• Given task: Collect all lines from the records below that include the word "ותוכניות".

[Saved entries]

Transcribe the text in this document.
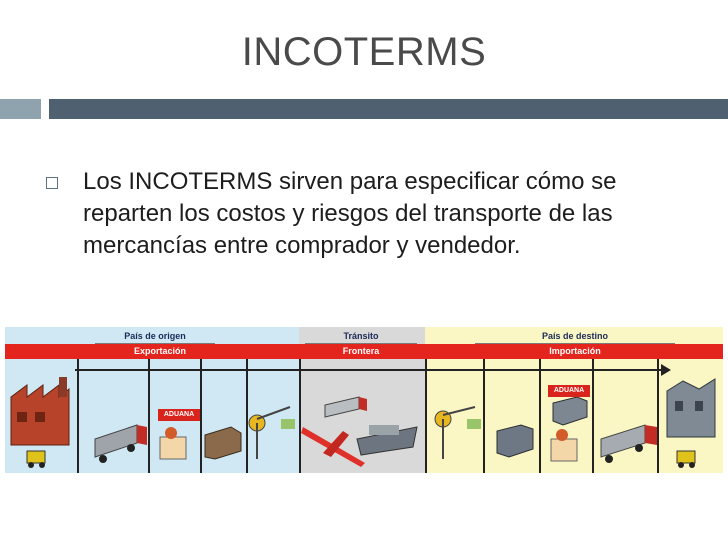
INCOTERMS
Los INCOTERMS sirven para especificar cómo se reparten los costos y riesgos del transporte de las mercancías entre comprador y vendedor.
País de origen	Tránsito	País de destino
Exportación	Frontera	Importación
ADUANA
ADUANA
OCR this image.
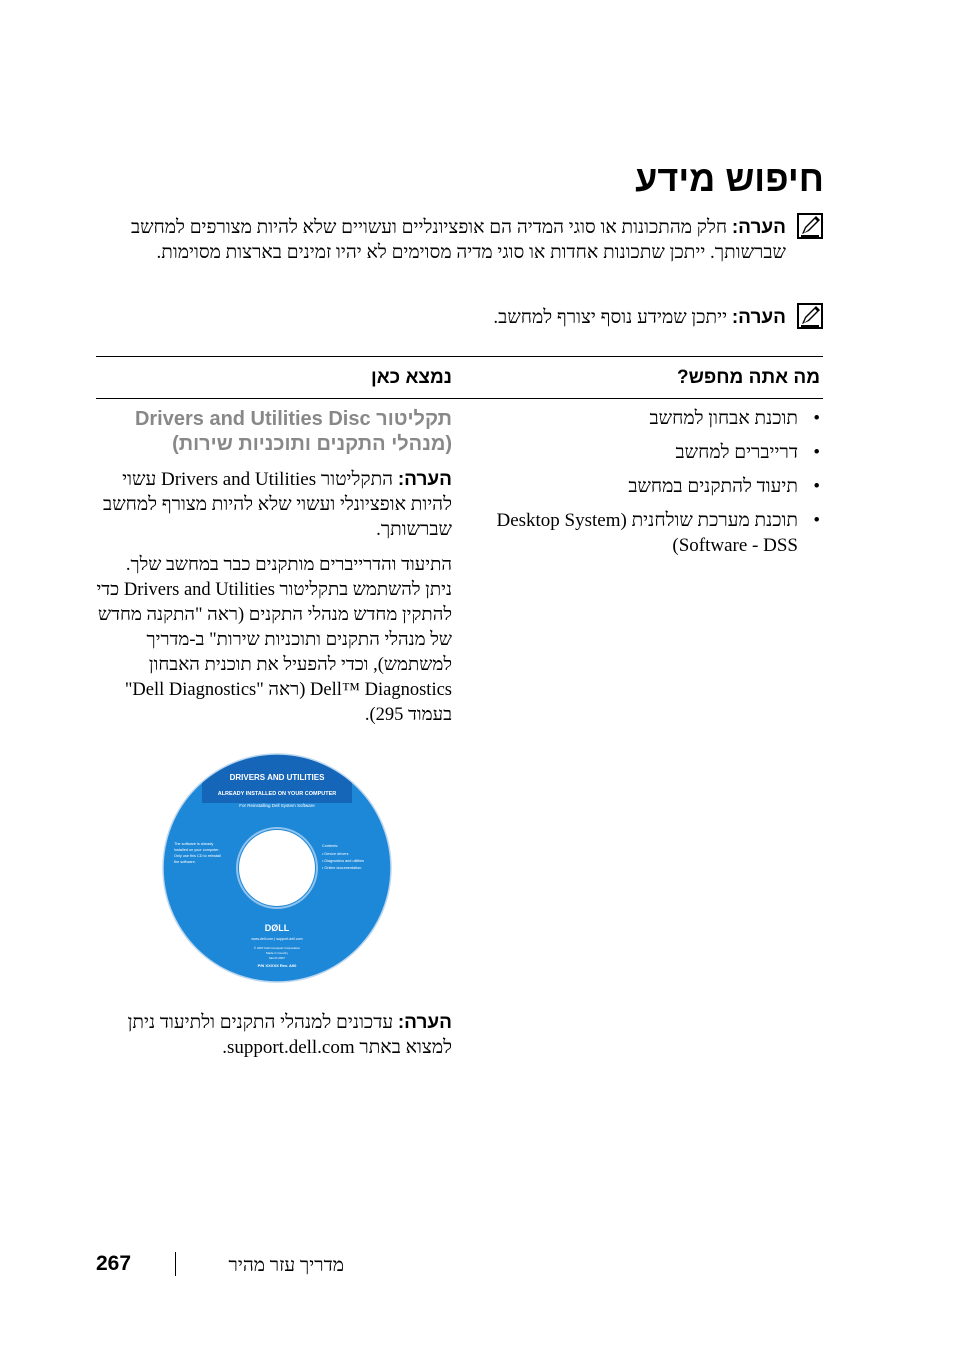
חיפוש מידע
הערה: חלק מהתכונות או סוגי המדיה הם אופציונליים ועשויים שלא להיות מצורפים למחשב שברשותך. ייתכן שתכונות אחדות או סוגי מדיה מסוימים לא יהיו זמינים בארצות מסוימות.
הערה: ייתכן שמידע נוסף יצורף למחשב.
מה אתה מחפש?
נמצא כאן
•
תוכנת אבחון למחשב
•
דרייברים למחשב
•
תיעוד להתקנים במחשב
•
תוכנת מערכת שולחנית (Desktop System Software - DSS)
תקליטור Drivers and Utilities Disc (מנהלי התקנים ותוכניות שירות)
הערה: התקליטור Drivers and Utilities עשוי להיות אופציונלי ועשוי שלא להיות מצורף למחשב שברשותך.
התיעוד והדרייברים מותקנים כבר במחשב שלך. ניתן להשתמש בתקליטור Drivers and Utilities כדי להתקין מחדש מנהלי התקנים (ראה "התקנה מחדש של מנהלי התקנים ותוכניות שירות" ב-מדריך למשתמש), וכדי להפעיל את תוכנית האבחון Dell™ Diagnostics (ראה "Dell Diagnostics" בעמוד 295).
DRIVERS AND UTILITIES
ALREADY INSTALLED ON YOUR COMPUTER
For Reinstalling Dell System Software
The software is already
installed on your computer.
Only use this CD to reinstall
the software.
Contents:
• Device drivers
• Diagnostics and utilities
• Online documentation
DØLL
www.dell.com | support.dell.com
© 2007 Dell Computer Corporation
Made in Country
Month 2007
P/N XXXXX Rev. A00
הערה: עדכונים למנהלי התקנים ולתיעוד ניתן למצוא באתר support.dell.com.
267	מדריך עזר מהיר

• Solution to this problem:
תקליטור Drivers and Utilities Disc (מנהלי התקנים ותוכניות שירות)
התיעוד והדרייברים מותקנים כבר במחשב שלך. ניתן להשתמש בתקליטור Drivers and Utilities כדי להתקין מחדש מנהלי התקנים (ראה "התקנה מחדש של מנהלי התקנים ותוכניות שירות" ב-מדריך למשתמש), וכדי להפעיל את תוכנית האבחון Dell™ Diagnostics (ראה "Dell Diagnostics" בעמוד 295).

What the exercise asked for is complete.